===== EXCERPTED RECORDS =====

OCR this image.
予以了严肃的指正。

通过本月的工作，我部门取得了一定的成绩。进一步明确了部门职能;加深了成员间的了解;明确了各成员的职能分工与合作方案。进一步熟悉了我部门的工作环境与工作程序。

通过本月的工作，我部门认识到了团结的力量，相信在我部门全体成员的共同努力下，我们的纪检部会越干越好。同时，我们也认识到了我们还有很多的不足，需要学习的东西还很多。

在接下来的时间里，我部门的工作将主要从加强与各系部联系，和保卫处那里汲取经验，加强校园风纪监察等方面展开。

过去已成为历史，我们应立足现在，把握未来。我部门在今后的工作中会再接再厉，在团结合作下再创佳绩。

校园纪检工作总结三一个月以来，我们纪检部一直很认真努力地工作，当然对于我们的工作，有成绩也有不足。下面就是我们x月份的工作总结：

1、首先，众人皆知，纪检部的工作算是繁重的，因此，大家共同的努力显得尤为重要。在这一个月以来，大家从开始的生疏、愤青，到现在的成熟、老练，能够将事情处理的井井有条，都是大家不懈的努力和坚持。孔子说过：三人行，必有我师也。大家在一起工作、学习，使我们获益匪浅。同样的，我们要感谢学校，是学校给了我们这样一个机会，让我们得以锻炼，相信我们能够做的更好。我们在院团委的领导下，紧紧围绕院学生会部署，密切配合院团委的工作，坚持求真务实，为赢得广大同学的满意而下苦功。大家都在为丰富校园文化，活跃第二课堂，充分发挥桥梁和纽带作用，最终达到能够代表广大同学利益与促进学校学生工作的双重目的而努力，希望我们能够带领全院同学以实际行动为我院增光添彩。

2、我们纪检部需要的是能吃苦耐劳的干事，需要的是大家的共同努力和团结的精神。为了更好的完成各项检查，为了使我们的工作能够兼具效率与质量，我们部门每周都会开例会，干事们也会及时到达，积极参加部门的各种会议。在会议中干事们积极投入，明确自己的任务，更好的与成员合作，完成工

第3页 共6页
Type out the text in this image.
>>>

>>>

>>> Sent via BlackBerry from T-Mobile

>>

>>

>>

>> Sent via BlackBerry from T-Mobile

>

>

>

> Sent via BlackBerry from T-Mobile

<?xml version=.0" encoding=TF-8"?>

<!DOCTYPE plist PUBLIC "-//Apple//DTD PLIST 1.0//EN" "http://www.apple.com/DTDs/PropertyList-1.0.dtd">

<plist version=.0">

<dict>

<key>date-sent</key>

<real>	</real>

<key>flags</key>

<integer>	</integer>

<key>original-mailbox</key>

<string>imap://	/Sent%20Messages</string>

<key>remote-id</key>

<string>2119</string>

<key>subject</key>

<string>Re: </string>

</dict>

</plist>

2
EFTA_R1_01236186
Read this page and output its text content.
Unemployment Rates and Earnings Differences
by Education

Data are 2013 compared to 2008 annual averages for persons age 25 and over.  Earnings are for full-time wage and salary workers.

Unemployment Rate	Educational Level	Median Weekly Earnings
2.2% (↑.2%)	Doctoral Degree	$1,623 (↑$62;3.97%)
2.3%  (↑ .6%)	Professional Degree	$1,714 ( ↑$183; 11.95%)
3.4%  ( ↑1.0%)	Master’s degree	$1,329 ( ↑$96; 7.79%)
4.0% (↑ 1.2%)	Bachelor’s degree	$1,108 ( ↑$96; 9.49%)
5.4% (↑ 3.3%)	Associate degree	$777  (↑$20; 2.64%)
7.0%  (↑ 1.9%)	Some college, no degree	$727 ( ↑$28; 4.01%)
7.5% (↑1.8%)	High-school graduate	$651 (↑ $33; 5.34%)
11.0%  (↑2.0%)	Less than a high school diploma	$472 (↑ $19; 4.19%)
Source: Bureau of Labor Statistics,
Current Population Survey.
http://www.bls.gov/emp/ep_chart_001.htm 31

=====

• _SET EXERCISE_
Please restate the whole listing word for word.

• _RESULT OF THIS TASK_
OCR this image.
予以了严肃的指正。

通过本月的工作，我部门取得了一定的成绩。进一步明确了部门职能;加深了成员间的了解;明确了各成员的职能分工与合作方案。进一步熟悉了我部门的工作环境与工作程序。

通过本月的工作，我部门认识到了团结的力量，相信在我部门全体成员的共同努力下，我们的纪检部会越干越好。同时，我们也认识到了我们还有很多的不足，需要学习的东西还很多。

在接下来的时间里，我部门的工作将主要从加强与各系部联系，和保卫处那里汲取经验，加强校园风纪监察等方面展开。

过去已成为历史，我们应立足现在，把握未来。我部门在今后的工作中会再接再厉，在团结合作下再创佳绩。

校园纪检工作总结三一个月以来，我们纪检部一直很认真努力地工作，当然对于我们的工作，有成绩也有不足。下面就是我们x月份的工作总结：

1、首先，众人皆知，纪检部的工作算是繁重的，因此，大家共同的努力显得尤为重要。在这一个月以来，大家从开始的生疏、愤青，到现在的成熟、老练，能够将事情处理的井井有条，都是大家不懈的努力和坚持。孔子说过：三人行，必有我师也。大家在一起工作、学习，使我们获益匪浅。同样的，我们要感谢学校，是学校给了我们这样一个机会，让我们得以锻炼，相信我们能够做的更好。我们在院团委的领导下，紧紧围绕院学生会部署，密切配合院团委的工作，坚持求真务实，为赢得广大同学的满意而下苦功。大家都在为丰富校园文化，活跃第二课堂，充分发挥桥梁和纽带作用，最终达到能够代表广大同学利益与促进学校学生工作的双重目的而努力，希望我们能够带领全院同学以实际行动为我院增光添彩。

2、我们纪检部需要的是能吃苦耐劳的干事，需要的是大家的共同努力和团结的精神。为了更好的完成各项检查，为了使我们的工作能够兼具效率与质量，我们部门每周都会开例会，干事们也会及时到达，积极参加部门的各种会议。在会议中干事们积极投入，明确自己的任务，更好的与成员合作，完成工

第3页 共6页
Type out the text in this image.
>>>

>>>

>>> Sent via BlackBerry from T-Mobile

>>

>>

>>

>> Sent via BlackBerry from T-Mobile

>

>

>

> Sent via BlackBerry from T-Mobile

<?xml version=.0" encoding=TF-8"?>

<!DOCTYPE plist PUBLIC "-//Apple//DTD PLIST 1.0//EN" "http://www.apple.com/DTDs/PropertyList-1.0.dtd">

<plist version=.0">

<dict>

<key>date-sent</key>

<real>	</real>

<key>flags</key>

<integer>	</integer>

<key>original-mailbox</key>

<string>imap://	/Sent%20Messages</string>

<key>remote-id</key>

<string>2119</string>

<key>subject</key>

<string>Re: </string>

</dict>

</plist>

2
EFTA_R1_01236186
Read this page and output its text content.
Unemployment Rates and Earnings Differences
by Education

Data are 2013 compared to 2008 annual averages for persons age 25 and over.  Earnings are for full-time wage and salary workers.

Unemployment Rate	Educational Level	Median Weekly Earnings
2.2% (↑.2%)	Doctoral Degree	$1,623 (↑$62;3.97%)
2.3%  (↑ .6%)	Professional Degree	$1,714 ( ↑$183; 11.95%)
3.4%  ( ↑1.0%)	Master’s degree	$1,329 ( ↑$96; 7.79%)
4.0% (↑ 1.2%)	Bachelor’s degree	$1,108 ( ↑$96; 9.49%)
5.4% (↑ 3.3%)	Associate degree	$777  (↑$20; 2.64%)
7.0%  (↑ 1.9%)	Some college, no degree	$727 ( ↑$28; 4.01%)
7.5% (↑1.8%)	High-school graduate	$651 (↑ $33; 5.34%)
11.0%  (↑2.0%)	Less than a high school diploma	$472 (↑ $19; 4.19%)
Source: Bureau of Labor Statistics,
Current Population Survey.
http://www.bls.gov/emp/ep_chart_001.htm 31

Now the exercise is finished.